▶ _WHAT IS NEEDED_: Pull out all lines from the listing below in which the word "step" appears.

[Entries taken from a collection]

--- --- ---

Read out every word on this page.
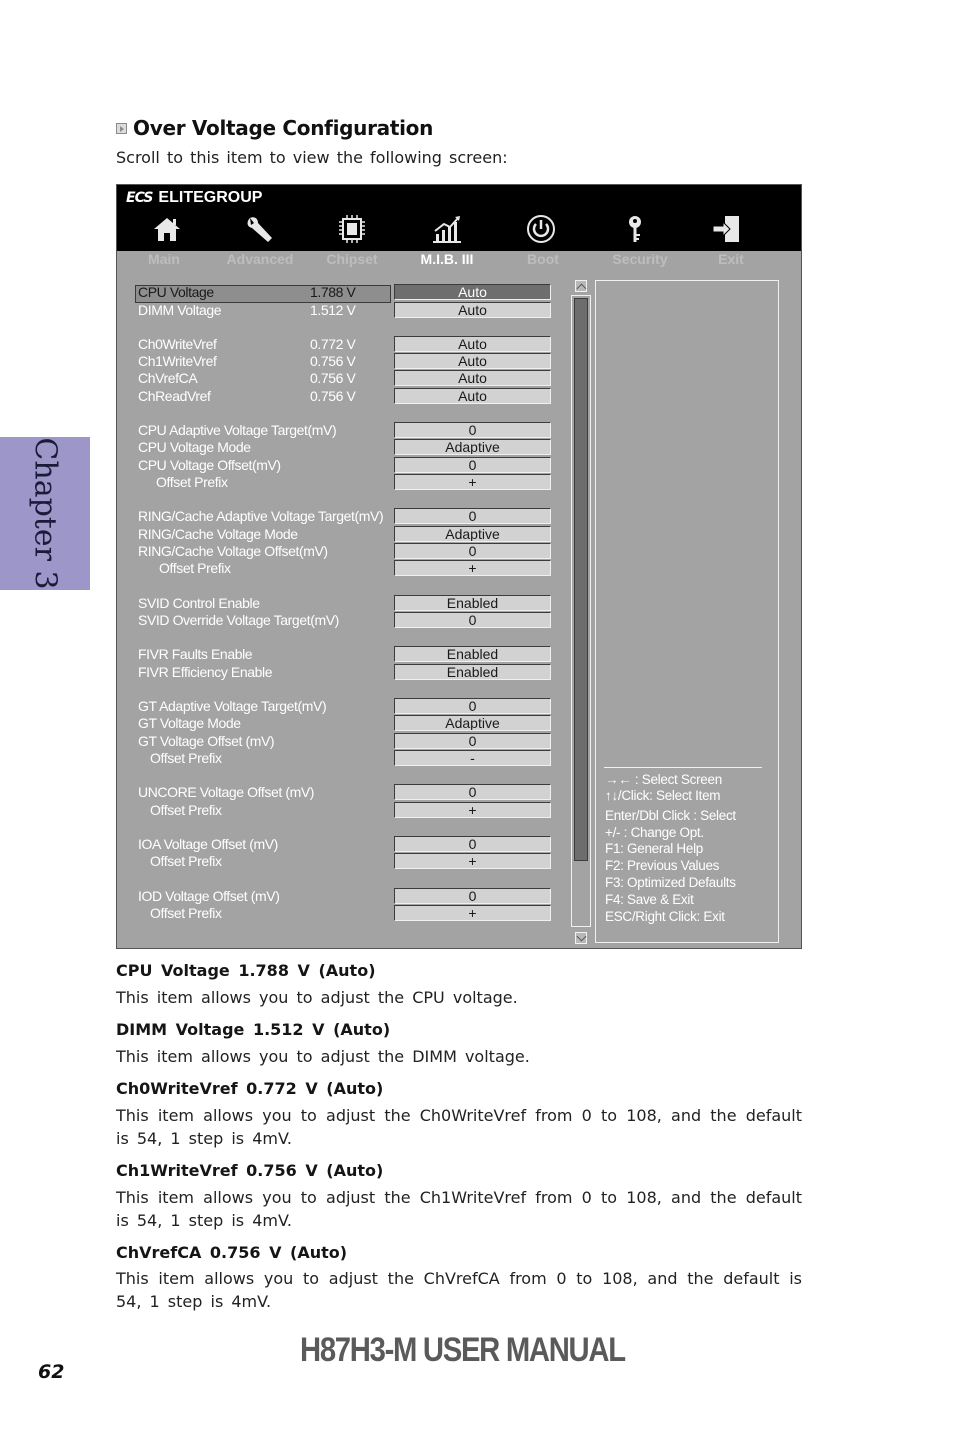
Over Voltage Configuration
Scroll to this item to view the following screen:
Chapter 3
ECS ELITEGROUP
Main	Advanced Chipset	M.I.B. III	Boot	Security	Exit
CPU Voltage	1.788 V	Auto
DIMM Voltage	1.512 V	Auto
Ch0WriteVref	0.772 V	Auto
Ch1WriteVref	0.756 V	Auto
ChVrefCA	0.756 V	Auto
ChReadVref	0.756 V	Auto
CPU Adaptive Voltage Target(mV)	0
CPU Voltage Mode	Adaptive
CPU Voltage Offset(mV)	0
Offset Prefix	+
RING/Cache Adaptive Voltage Target(mV)	0
RING/Cache Voltage Mode	Adaptive
RING/Cache Voltage Offset(mV)	0
Offset Prefix	+
SVID Control Enable	Enabled
SVID Override Voltage Target(mV)	0
FIVR Faults Enable	Enabled
FIVR Efficiency Enable	Enabled
GT Adaptive Voltage Target(mV)	0
GT Voltage Mode	Adaptive
GT Voltage Offset (mV)	0
Offset Prefix	-
UNCORE Voltage Offset (mV)	0
Offset Prefix	+
IOA Voltage Offset (mV)	0
Offset Prefix	+
IOD Voltage Offset (mV)	0
Offset Prefix	+
→← : Select Screen
↑↓/Click: Select Item
Enter/Dbl Click : Select
+/- : Change Opt.
F1: General Help
F2: Previous Values
F3: Optimized Defaults
F4: Save & Exit
ESC/Right Click: Exit
CPU Voltage 1.788 V (Auto)
This item allows you to adjust the CPU voltage.
DIMM Voltage 1.512 V (Auto)
This item allows you to adjust the DIMM voltage.
Ch0WriteVref 0.772 V (Auto)
This item allows you to adjust the Ch0WriteVref from 0 to 108, and the default is 54, 1 step is 4mV.
Ch1WriteVref 0.756 V (Auto)
This item allows you to adjust the Ch1WriteVref from 0 to 108, and the default is 54, 1 step is 4mV.
ChVrefCA 0.756 V (Auto)
This item allows you to adjust the ChVrefCA from 0 to 108, and the default is 54, 1 step is 4mV.
62
H87H3-M USER MANUAL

--- --- ---

▶ _EXERCISE RESULT_:
This item allows you to adjust the Ch0WriteVref from 0 to 108, and the default is 54, 1 step is 4mV.
This item allows you to adjust the Ch1WriteVref from 0 to 108, and the default is 54, 1 step is 4mV.
This item allows you to adjust the ChVrefCA from 0 to 108, and the default is 54, 1 step is 4mV.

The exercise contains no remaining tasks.